THE EXERCISE: Please retype the data in full and exactly; the pictures are not part of the copy.

RECORD SET:

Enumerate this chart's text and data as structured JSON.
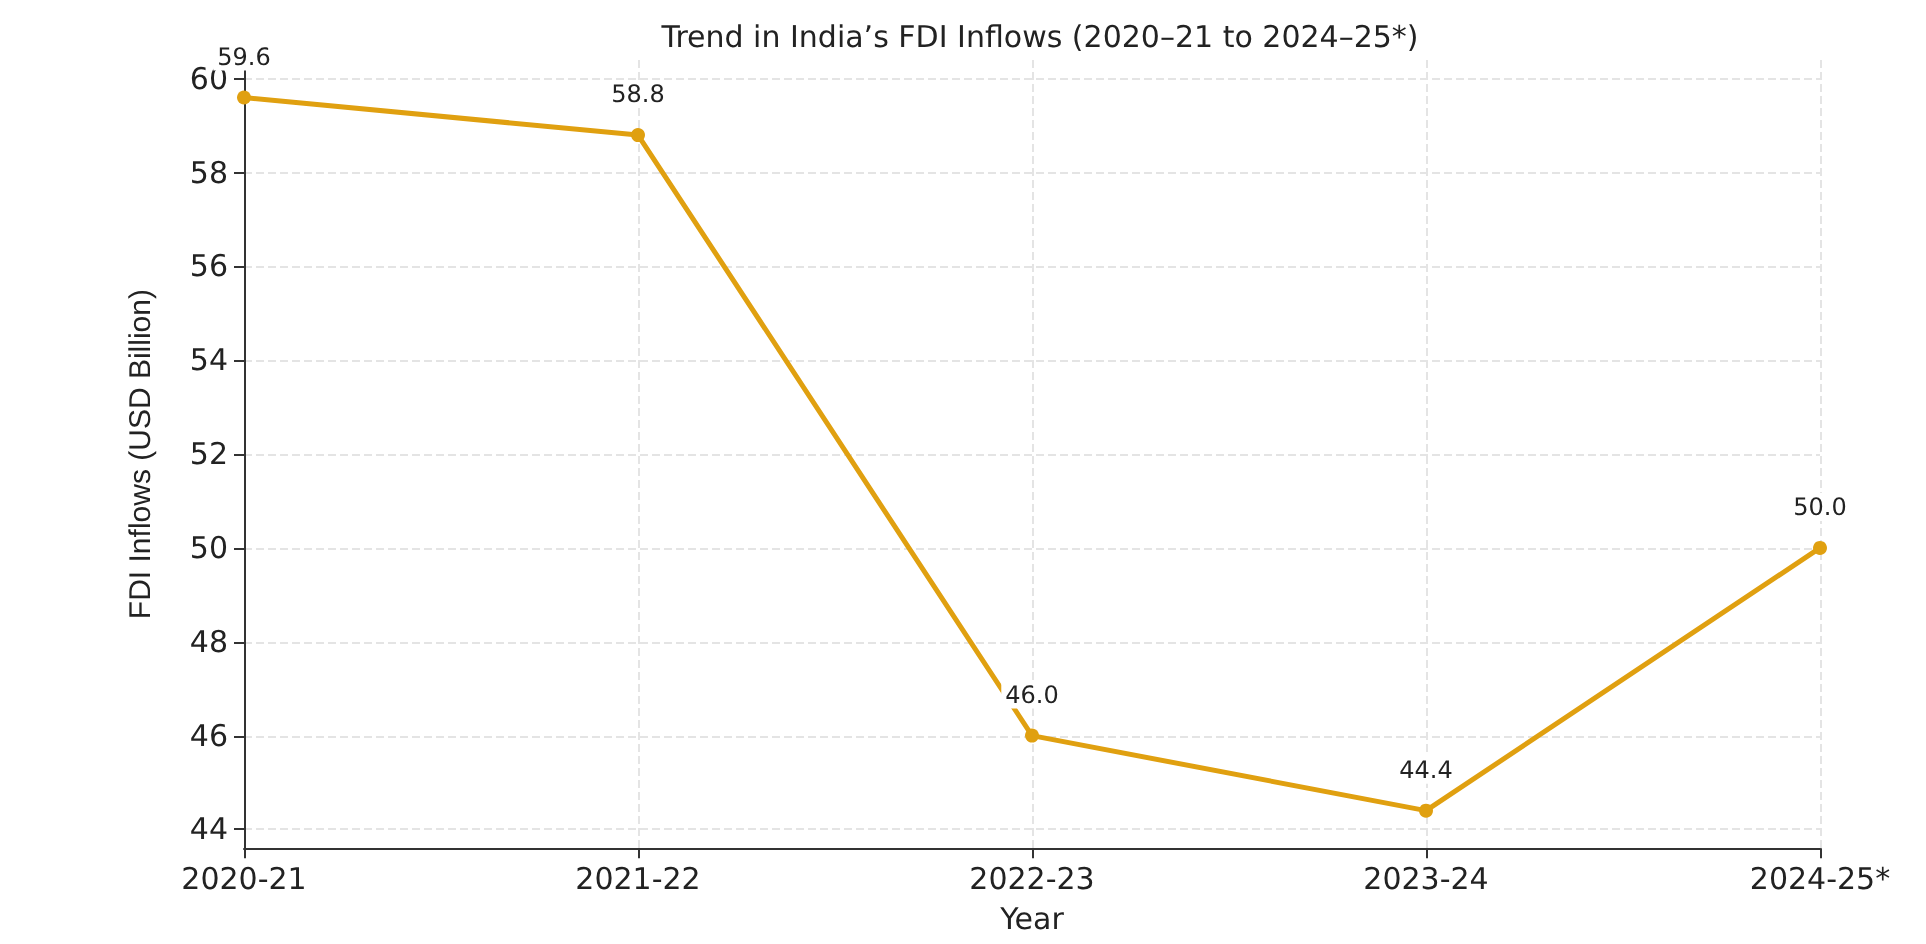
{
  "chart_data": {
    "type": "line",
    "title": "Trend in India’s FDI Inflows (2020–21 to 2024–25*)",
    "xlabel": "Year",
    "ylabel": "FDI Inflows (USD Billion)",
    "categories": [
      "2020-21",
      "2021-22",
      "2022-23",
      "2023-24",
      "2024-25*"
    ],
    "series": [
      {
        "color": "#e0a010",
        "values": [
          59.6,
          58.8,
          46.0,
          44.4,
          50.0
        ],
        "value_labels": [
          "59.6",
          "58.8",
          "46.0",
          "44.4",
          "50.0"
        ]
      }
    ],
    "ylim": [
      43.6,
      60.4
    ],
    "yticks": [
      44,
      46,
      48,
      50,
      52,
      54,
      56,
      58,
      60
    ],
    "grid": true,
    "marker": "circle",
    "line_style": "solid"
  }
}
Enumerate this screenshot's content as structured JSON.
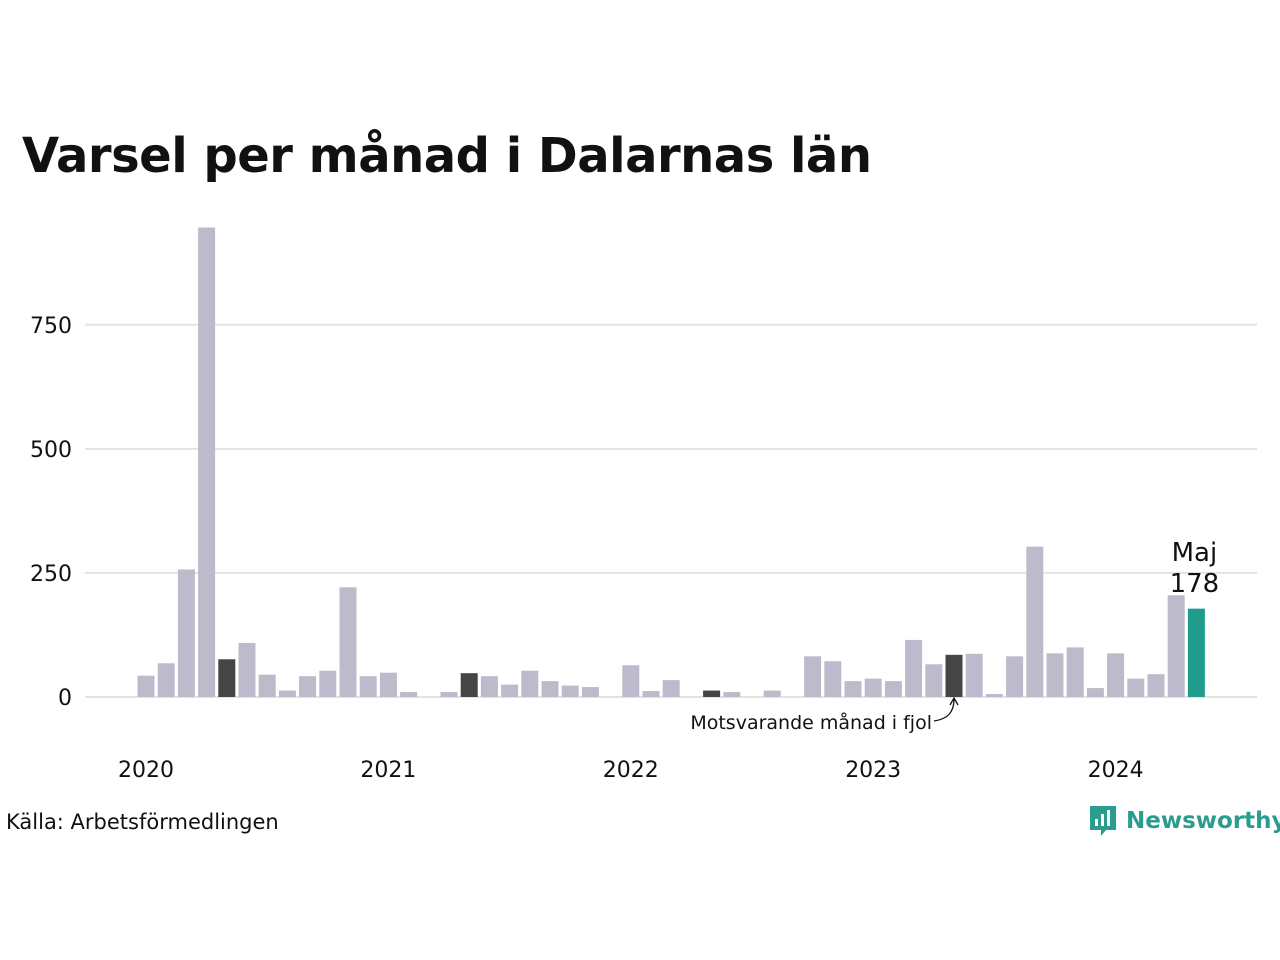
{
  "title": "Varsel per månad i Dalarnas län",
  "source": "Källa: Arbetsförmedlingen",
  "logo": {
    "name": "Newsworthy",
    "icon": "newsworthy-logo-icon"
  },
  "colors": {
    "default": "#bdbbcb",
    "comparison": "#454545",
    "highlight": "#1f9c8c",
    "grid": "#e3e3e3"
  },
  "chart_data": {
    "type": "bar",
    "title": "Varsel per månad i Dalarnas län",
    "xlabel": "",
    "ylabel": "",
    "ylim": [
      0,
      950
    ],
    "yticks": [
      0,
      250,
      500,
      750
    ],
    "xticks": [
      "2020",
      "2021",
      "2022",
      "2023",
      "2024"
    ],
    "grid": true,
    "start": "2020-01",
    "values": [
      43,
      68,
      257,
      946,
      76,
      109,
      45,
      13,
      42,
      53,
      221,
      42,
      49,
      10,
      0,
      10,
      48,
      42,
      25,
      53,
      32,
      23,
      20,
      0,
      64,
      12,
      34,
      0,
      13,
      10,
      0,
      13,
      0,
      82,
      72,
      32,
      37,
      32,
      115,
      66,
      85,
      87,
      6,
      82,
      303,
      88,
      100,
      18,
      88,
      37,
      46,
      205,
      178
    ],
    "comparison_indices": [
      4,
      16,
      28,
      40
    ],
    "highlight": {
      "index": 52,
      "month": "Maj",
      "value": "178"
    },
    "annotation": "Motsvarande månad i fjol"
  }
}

THE RESULT:
Enumerate this chart's text and data as structured JSON.
{
  "chart_data": {
    "type": "line",
    "title": "Trend in India’s FDI Inflows (2020–21 to 2024–25*)",
    "xlabel": "Year",
    "ylabel": "FDI Inflows (USD Billion)",
    "categories": [
      "2020-21",
      "2021-22",
      "2022-23",
      "2023-24",
      "2024-25*"
    ],
    "series": [
      {
        "color": "#e0a010",
        "values": [
          59.6,
          58.8,
          46.0,
          44.4,
          50.0
        ],
        "value_labels": [
          "59.6",
          "58.8",
          "46.0",
          "44.4",
          "50.0"
        ]
      }
    ],
    "ylim": [
      43.6,
      60.4
    ],
    "yticks": [
      44,
      46,
      48,
      50,
      52,
      54,
      56,
      58,
      60
    ],
    "grid": true,
    "marker": "circle",
    "line_style": "solid"
  }
}
Enumerate this screenshot's content as structured JSON.
{
  "title": "Varsel per månad i Dalarnas län",
  "source": "Källa: Arbetsförmedlingen",
  "logo": {
    "name": "Newsworthy",
    "icon": "newsworthy-logo-icon"
  },
  "colors": {
    "default": "#bdbbcb",
    "comparison": "#454545",
    "highlight": "#1f9c8c",
    "grid": "#e3e3e3"
  },
  "chart_data": {
    "type": "bar",
    "title": "Varsel per månad i Dalarnas län",
    "xlabel": "",
    "ylabel": "",
    "ylim": [
      0,
      950
    ],
    "yticks": [
      0,
      250,
      500,
      750
    ],
    "xticks": [
      "2020",
      "2021",
      "2022",
      "2023",
      "2024"
    ],
    "grid": true,
    "start": "2020-01",
    "values": [
      43,
      68,
      257,
      946,
      76,
      109,
      45,
      13,
      42,
      53,
      221,
      42,
      49,
      10,
      0,
      10,
      48,
      42,
      25,
      53,
      32,
      23,
      20,
      0,
      64,
      12,
      34,
      0,
      13,
      10,
      0,
      13,
      0,
      82,
      72,
      32,
      37,
      32,
      115,
      66,
      85,
      87,
      6,
      82,
      303,
      88,
      100,
      18,
      88,
      37,
      46,
      205,
      178
    ],
    "comparison_indices": [
      4,
      16,
      28,
      40
    ],
    "highlight": {
      "index": 52,
      "month": "Maj",
      "value": "178"
    },
    "annotation": "Motsvarande månad i fjol"
  }
}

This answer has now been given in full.